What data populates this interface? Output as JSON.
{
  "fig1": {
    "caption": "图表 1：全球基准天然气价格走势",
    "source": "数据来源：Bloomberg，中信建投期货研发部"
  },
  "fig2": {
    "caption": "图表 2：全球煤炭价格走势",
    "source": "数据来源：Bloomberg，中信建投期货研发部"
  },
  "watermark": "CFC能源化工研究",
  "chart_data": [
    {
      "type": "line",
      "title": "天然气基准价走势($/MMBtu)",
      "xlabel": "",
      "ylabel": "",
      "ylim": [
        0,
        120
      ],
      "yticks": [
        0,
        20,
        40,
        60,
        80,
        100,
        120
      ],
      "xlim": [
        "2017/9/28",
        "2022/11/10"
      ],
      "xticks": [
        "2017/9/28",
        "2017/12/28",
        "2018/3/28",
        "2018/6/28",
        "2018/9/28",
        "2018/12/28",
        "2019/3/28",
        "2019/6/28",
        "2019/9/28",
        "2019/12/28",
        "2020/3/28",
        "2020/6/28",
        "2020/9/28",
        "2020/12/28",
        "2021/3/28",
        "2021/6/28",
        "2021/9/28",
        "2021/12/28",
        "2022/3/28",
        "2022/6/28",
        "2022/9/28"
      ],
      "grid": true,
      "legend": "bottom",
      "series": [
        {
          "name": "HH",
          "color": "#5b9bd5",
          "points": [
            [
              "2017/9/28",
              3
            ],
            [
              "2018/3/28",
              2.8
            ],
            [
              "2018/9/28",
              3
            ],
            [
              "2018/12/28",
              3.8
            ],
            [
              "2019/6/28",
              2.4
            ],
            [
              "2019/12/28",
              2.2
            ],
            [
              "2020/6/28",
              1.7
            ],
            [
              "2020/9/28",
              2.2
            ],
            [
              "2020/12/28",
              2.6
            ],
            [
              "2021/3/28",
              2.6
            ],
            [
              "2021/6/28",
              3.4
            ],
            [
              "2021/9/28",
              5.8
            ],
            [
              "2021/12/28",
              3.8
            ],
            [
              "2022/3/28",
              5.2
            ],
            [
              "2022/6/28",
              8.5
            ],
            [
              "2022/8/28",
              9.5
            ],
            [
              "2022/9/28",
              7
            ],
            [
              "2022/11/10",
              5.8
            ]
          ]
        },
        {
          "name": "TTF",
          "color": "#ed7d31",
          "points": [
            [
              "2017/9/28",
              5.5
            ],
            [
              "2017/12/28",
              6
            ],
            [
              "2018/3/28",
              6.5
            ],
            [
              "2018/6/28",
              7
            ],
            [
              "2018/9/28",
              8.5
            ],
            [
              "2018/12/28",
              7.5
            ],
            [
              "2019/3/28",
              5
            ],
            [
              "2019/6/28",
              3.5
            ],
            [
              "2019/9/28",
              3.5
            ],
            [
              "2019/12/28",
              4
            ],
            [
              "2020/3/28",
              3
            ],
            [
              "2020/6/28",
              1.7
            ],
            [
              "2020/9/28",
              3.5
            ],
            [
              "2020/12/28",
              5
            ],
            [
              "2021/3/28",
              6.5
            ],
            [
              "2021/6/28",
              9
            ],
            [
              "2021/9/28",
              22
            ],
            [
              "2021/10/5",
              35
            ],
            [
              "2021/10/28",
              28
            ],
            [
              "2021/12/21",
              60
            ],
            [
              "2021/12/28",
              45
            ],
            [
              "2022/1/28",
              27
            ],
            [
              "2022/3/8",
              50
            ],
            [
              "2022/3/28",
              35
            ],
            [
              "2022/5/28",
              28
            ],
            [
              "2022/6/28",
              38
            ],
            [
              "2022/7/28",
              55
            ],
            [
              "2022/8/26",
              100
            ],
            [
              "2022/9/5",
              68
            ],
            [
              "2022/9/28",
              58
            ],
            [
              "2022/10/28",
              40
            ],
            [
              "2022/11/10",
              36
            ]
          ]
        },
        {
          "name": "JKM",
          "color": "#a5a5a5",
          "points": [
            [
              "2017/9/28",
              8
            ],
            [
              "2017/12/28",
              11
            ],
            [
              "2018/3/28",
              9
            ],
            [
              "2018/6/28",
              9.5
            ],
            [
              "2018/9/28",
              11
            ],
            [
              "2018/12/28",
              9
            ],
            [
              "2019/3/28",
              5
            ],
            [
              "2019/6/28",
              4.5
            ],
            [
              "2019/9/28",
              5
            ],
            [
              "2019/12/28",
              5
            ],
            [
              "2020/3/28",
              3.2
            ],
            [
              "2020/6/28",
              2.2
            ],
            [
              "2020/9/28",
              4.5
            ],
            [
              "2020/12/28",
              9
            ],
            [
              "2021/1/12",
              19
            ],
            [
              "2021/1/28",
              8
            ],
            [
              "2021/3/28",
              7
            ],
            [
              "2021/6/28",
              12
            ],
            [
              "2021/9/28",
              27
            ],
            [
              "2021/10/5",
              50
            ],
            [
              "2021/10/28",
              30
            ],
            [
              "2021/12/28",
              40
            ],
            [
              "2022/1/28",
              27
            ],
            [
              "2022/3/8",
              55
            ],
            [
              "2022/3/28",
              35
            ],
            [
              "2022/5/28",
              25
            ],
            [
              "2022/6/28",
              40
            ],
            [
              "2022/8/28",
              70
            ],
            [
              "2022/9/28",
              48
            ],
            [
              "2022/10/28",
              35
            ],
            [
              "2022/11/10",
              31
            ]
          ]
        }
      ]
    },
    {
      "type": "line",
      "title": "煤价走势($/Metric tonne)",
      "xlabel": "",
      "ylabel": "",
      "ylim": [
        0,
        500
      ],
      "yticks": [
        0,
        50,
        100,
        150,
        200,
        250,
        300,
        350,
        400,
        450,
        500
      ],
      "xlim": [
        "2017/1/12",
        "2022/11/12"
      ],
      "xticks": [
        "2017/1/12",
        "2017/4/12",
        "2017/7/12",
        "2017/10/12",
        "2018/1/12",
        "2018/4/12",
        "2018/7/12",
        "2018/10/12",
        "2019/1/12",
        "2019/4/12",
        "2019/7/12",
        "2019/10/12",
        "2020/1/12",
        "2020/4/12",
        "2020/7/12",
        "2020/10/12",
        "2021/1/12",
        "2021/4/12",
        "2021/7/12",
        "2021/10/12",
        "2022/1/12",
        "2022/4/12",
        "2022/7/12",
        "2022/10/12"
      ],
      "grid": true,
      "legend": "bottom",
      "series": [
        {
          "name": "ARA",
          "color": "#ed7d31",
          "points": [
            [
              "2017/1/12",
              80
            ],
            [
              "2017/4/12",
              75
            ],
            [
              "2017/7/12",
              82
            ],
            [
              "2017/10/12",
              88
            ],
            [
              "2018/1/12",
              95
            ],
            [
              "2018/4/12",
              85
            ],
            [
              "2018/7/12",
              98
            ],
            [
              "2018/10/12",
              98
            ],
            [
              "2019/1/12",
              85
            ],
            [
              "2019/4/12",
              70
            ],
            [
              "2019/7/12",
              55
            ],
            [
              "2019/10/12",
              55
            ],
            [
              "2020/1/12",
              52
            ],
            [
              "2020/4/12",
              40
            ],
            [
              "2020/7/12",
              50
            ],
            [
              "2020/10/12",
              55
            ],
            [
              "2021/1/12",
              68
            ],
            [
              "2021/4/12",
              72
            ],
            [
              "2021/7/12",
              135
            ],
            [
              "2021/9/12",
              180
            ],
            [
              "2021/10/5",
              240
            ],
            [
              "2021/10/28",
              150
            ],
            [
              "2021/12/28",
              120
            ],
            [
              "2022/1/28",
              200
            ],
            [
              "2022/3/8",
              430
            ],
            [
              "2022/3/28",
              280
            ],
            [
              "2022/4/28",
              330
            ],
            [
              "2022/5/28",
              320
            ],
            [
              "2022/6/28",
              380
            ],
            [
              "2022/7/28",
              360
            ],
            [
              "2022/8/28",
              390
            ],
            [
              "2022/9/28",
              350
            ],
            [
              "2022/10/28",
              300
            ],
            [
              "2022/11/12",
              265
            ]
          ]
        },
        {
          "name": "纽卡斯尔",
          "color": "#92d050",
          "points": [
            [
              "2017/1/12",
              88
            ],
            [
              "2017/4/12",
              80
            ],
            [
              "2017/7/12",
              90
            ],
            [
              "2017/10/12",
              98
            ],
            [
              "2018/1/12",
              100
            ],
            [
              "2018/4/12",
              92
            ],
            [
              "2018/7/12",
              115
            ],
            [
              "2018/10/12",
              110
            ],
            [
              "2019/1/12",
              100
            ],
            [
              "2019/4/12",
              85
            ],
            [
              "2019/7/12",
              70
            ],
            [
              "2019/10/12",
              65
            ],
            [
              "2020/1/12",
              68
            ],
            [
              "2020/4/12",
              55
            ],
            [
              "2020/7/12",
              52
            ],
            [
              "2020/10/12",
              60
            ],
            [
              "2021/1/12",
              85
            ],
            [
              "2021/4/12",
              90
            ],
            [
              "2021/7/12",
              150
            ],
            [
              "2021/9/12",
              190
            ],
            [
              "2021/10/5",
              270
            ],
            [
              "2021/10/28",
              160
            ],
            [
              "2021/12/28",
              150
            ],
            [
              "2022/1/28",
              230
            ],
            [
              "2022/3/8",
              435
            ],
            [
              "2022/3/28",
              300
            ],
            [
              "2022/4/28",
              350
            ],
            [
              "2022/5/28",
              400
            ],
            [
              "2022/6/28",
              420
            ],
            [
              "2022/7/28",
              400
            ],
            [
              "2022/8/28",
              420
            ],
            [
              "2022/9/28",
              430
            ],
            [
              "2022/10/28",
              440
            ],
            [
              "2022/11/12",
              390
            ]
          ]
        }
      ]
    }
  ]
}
··········
Problem description: Collect the lines of the data that carry the word "name".

Solution:
          "name": "HH",
          "name": "TTF",
          "name": "JKM",
          "name": "ARA",
          "name": "纽卡斯尔",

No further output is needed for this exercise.